> [WHAT IS EXPECTED]:
Extract the whole listing as it stands. Do not include the pictures.

-- START RECORDS SHOWN --

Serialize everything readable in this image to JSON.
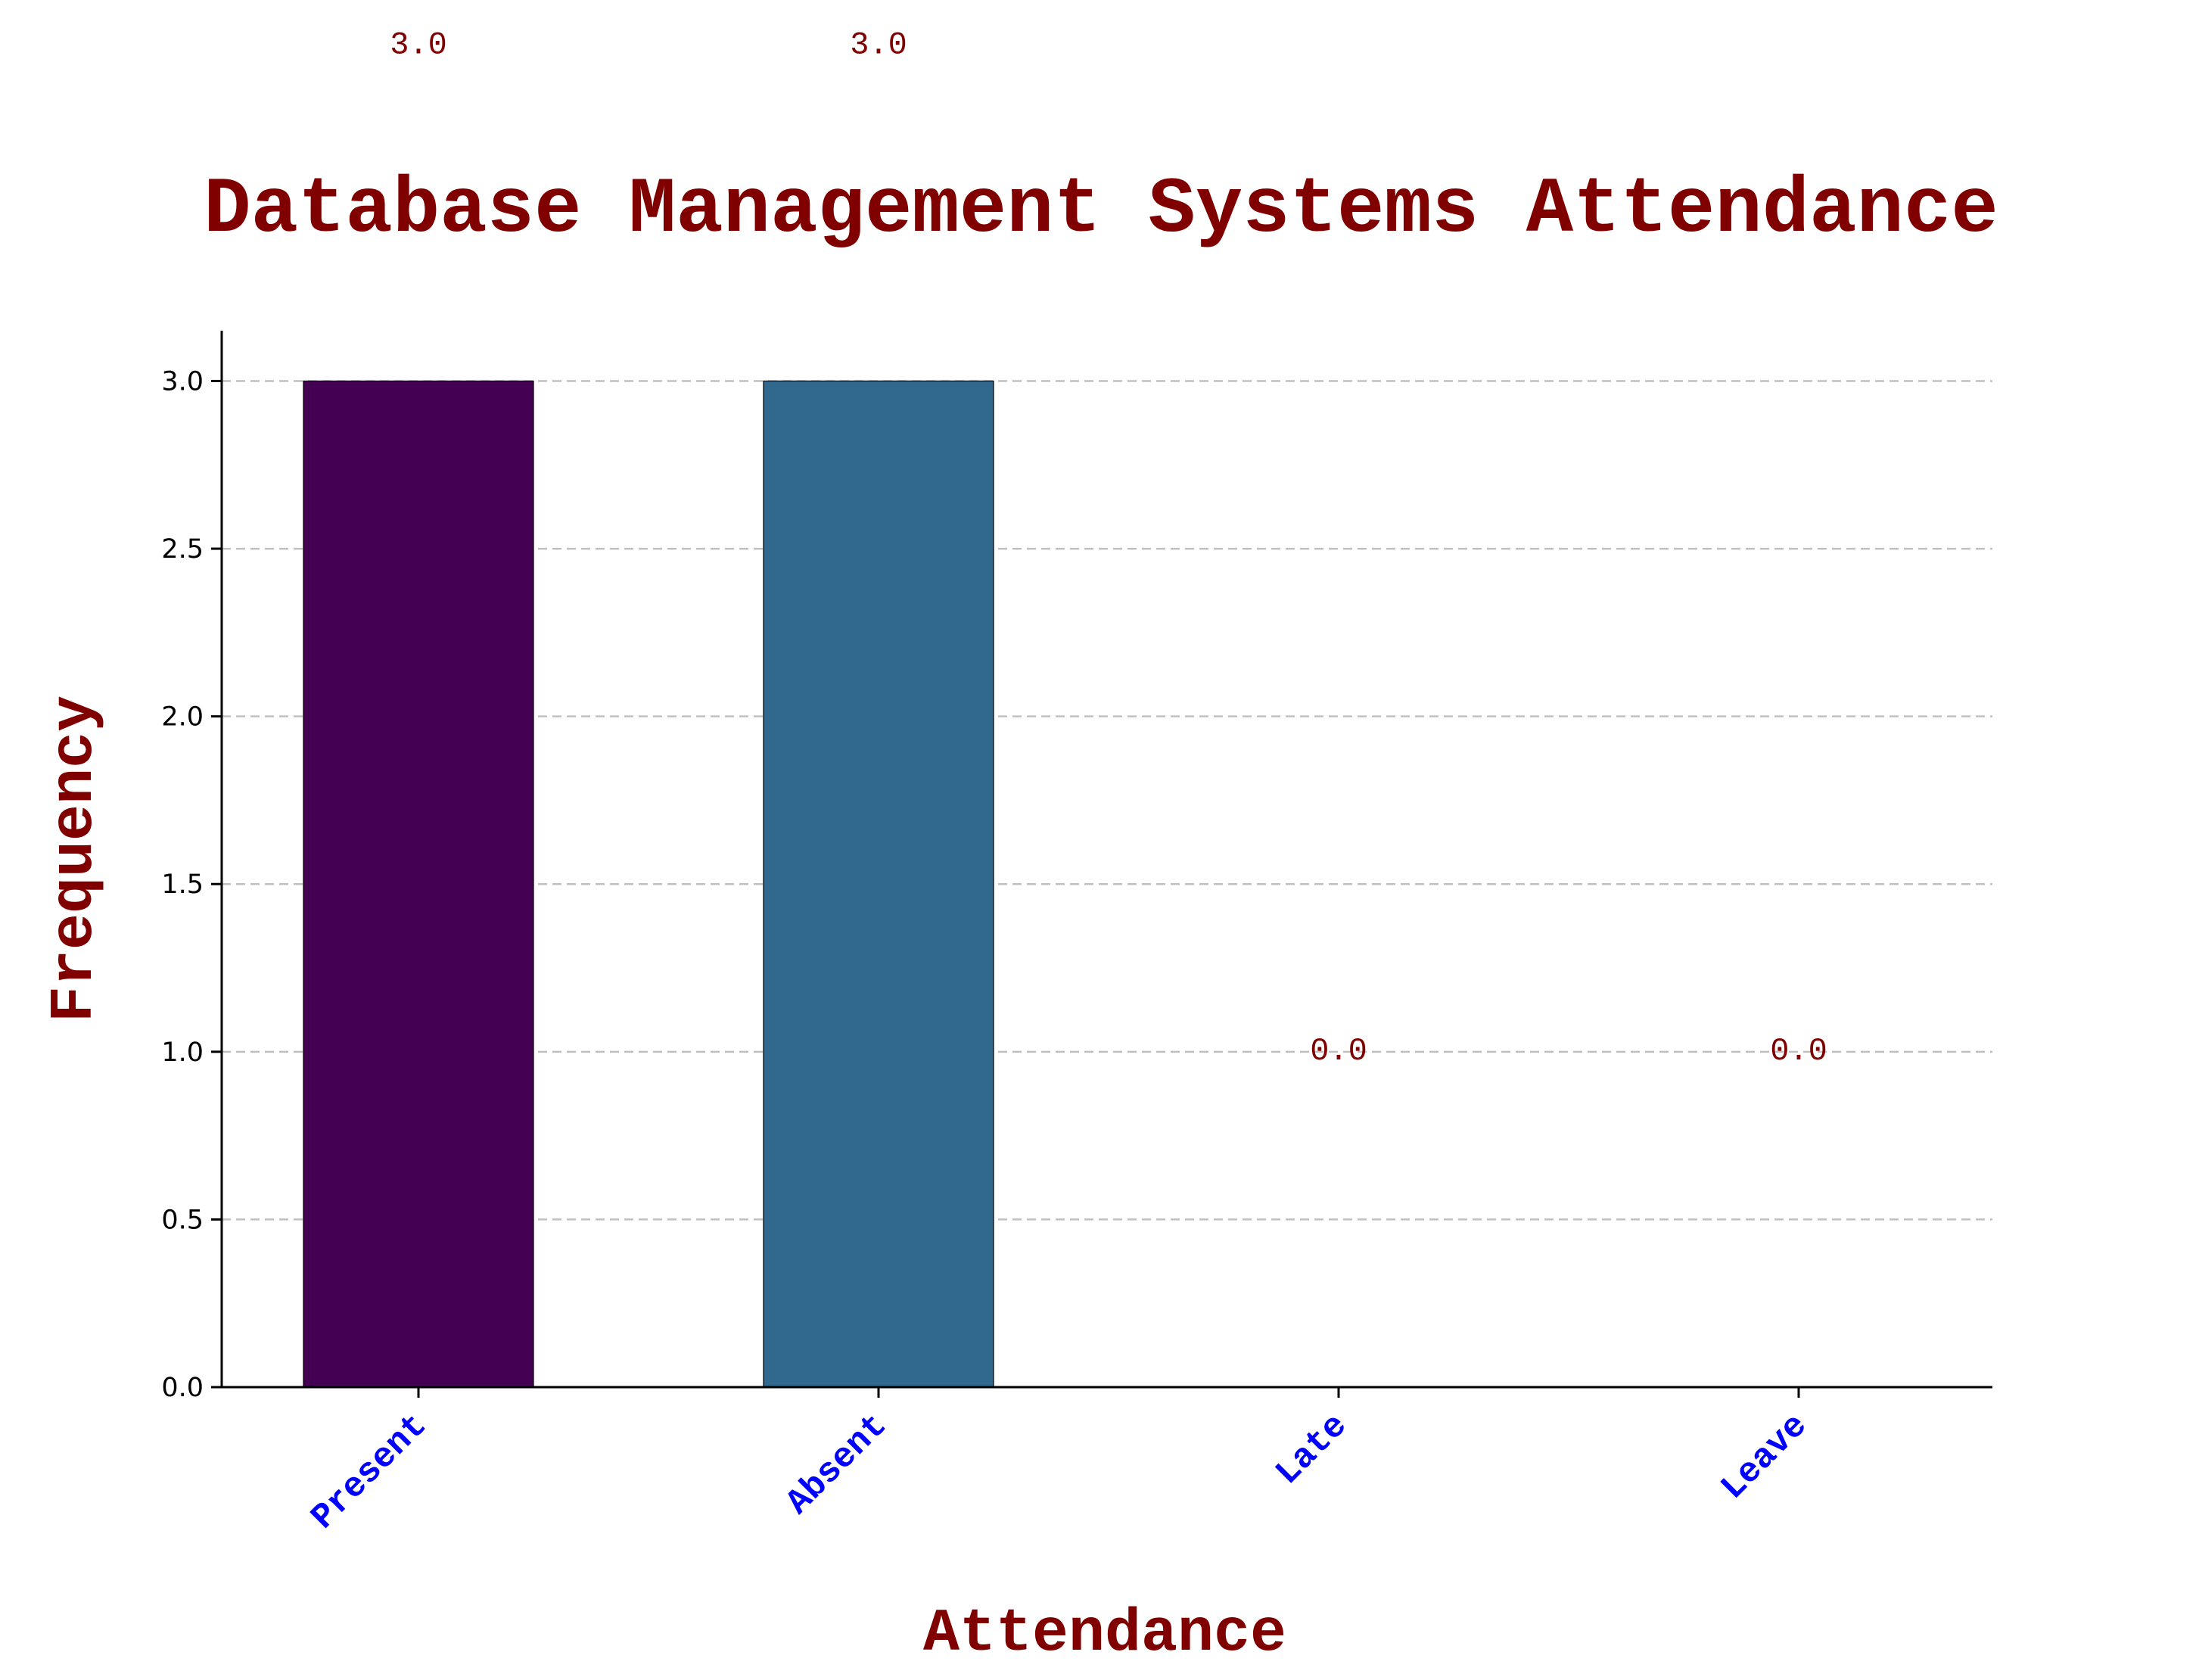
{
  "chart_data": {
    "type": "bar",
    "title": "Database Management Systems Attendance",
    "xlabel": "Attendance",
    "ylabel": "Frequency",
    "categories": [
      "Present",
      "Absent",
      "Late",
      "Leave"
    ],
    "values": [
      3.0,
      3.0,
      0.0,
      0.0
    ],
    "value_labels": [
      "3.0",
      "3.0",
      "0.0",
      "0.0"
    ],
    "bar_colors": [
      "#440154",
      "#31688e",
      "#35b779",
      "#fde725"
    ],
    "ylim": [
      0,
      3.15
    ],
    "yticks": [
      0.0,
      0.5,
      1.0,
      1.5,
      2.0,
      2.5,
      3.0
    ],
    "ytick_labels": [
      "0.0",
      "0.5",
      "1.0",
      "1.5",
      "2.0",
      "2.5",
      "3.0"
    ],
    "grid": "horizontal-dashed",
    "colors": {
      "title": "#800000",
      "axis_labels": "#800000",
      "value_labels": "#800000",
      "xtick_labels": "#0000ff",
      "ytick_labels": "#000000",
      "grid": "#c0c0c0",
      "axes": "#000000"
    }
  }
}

-- END RECORDS SHOWN --

> [TASK OUTPUT]:
Serialize everything readable in this image to JSON.
{
  "chart_data": {
    "type": "bar",
    "title": "Database Management Systems Attendance",
    "xlabel": "Attendance",
    "ylabel": "Frequency",
    "categories": [
      "Present",
      "Absent",
      "Late",
      "Leave"
    ],
    "values": [
      3.0,
      3.0,
      0.0,
      0.0
    ],
    "value_labels": [
      "3.0",
      "3.0",
      "0.0",
      "0.0"
    ],
    "bar_colors": [
      "#440154",
      "#31688e",
      "#35b779",
      "#fde725"
    ],
    "ylim": [
      0,
      3.15
    ],
    "yticks": [
      0.0,
      0.5,
      1.0,
      1.5,
      2.0,
      2.5,
      3.0
    ],
    "ytick_labels": [
      "0.0",
      "0.5",
      "1.0",
      "1.5",
      "2.0",
      "2.5",
      "3.0"
    ],
    "grid": "horizontal-dashed",
    "colors": {
      "title": "#800000",
      "axis_labels": "#800000",
      "value_labels": "#800000",
      "xtick_labels": "#0000ff",
      "ytick_labels": "#000000",
      "grid": "#c0c0c0",
      "axes": "#000000"
    }
  }
}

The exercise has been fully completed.